→ TASK DETAILS
Extract the lines that hold the string "горами".

→ SUPPLIED ENTRIES
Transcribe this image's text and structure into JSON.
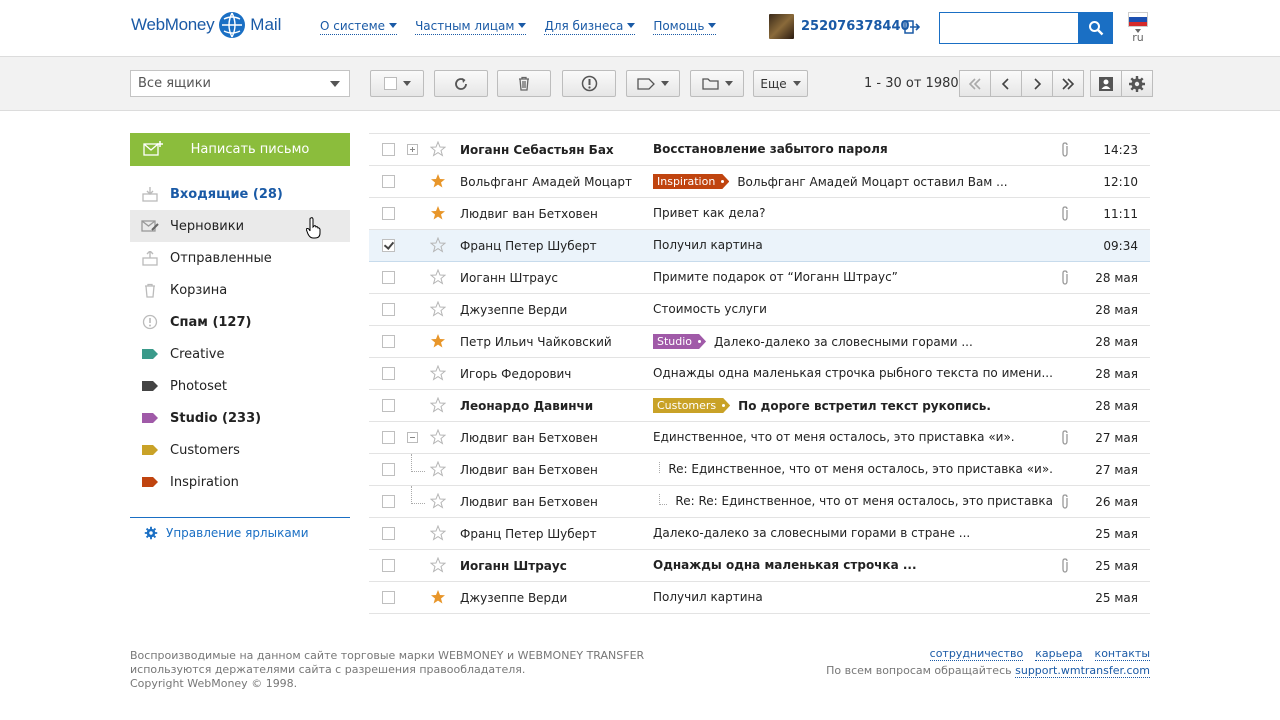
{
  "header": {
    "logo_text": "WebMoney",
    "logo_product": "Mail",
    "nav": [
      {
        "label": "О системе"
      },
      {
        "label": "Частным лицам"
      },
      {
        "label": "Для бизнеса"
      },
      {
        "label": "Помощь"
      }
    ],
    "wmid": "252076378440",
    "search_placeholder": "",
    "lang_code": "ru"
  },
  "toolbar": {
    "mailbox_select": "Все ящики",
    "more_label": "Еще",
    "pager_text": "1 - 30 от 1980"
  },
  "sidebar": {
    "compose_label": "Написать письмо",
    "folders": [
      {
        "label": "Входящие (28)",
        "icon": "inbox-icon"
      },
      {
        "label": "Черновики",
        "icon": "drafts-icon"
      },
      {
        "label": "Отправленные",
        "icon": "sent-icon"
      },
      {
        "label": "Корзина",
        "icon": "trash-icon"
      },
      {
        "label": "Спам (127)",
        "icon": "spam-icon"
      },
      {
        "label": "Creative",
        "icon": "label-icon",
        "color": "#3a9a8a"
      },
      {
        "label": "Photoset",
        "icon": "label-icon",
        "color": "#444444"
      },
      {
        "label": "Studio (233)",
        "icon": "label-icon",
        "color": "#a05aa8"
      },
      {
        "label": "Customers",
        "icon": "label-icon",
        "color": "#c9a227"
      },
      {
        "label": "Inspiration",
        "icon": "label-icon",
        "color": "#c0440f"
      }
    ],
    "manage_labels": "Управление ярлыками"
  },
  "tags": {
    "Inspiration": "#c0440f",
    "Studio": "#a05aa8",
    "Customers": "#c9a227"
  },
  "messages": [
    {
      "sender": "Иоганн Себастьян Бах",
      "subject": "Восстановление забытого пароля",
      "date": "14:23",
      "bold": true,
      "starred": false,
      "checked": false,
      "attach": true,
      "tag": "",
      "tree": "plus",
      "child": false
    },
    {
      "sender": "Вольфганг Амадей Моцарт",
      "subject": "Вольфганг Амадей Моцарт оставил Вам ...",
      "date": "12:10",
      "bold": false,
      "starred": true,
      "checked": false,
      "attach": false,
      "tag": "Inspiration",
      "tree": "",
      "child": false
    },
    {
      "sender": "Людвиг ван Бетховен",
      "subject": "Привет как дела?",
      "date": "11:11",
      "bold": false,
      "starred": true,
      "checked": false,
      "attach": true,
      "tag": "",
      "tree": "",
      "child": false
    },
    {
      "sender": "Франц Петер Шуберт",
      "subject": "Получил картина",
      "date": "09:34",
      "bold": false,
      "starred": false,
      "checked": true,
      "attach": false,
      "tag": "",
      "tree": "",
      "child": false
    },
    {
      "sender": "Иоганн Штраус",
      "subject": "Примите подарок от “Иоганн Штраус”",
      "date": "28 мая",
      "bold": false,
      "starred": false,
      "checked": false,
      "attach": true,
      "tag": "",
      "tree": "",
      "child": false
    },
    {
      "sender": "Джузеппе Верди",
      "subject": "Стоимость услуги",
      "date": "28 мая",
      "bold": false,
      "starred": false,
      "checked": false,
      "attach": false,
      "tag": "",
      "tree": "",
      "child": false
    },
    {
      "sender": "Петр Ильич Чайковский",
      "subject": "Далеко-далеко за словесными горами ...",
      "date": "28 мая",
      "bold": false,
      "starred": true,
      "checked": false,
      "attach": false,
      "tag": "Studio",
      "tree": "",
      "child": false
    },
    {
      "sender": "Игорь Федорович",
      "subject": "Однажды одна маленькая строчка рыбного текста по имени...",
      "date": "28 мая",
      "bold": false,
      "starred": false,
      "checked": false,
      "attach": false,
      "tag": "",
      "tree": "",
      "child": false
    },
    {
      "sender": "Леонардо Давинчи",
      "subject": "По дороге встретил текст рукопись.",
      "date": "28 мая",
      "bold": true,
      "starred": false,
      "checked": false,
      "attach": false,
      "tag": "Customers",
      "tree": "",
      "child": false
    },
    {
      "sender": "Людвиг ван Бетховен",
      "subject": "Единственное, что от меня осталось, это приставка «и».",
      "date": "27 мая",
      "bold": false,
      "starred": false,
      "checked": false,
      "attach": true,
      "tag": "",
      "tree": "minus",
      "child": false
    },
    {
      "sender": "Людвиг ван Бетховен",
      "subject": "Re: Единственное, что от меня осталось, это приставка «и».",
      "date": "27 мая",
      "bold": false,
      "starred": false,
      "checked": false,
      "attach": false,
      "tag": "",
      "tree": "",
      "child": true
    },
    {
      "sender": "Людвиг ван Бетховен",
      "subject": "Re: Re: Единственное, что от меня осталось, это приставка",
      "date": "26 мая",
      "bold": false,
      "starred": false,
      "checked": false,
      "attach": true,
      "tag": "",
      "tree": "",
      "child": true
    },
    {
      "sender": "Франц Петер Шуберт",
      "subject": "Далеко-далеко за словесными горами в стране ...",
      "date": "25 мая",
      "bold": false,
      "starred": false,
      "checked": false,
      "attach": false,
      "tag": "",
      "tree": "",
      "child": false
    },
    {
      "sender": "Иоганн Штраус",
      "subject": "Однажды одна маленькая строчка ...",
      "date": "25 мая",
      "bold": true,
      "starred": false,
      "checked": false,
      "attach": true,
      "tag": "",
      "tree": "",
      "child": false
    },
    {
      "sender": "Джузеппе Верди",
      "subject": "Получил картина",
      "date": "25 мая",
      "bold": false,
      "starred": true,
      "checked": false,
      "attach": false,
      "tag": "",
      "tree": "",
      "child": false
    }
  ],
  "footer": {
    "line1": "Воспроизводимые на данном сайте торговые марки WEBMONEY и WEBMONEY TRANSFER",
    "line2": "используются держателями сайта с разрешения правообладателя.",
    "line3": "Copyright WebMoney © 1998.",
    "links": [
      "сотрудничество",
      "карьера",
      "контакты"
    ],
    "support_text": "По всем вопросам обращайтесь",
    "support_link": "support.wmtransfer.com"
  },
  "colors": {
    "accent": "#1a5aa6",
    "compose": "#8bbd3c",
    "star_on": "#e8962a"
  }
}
* * *
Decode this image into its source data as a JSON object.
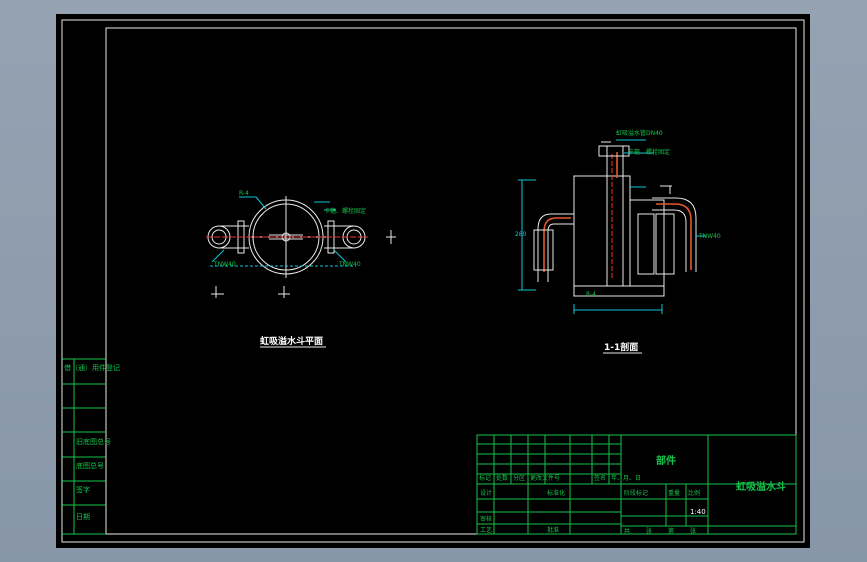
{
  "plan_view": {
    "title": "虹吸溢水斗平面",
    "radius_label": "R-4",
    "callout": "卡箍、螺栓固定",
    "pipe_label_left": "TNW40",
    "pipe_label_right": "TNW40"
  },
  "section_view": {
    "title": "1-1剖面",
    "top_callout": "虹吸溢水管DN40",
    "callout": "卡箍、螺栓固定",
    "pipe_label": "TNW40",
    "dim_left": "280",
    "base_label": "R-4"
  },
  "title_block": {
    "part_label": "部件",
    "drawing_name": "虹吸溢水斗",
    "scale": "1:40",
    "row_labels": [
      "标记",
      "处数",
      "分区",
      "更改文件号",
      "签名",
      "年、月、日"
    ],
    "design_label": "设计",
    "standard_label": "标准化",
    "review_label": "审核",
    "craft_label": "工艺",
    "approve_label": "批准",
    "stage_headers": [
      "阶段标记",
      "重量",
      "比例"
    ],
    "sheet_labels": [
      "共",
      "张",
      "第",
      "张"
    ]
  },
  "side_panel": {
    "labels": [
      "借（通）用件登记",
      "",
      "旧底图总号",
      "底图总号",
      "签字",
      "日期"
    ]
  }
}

→ TASK RESULT
      "subject": "Далеко-далеко за словесными горами ...",
      "subject": "Далеко-далеко за словесными горами в стране ...",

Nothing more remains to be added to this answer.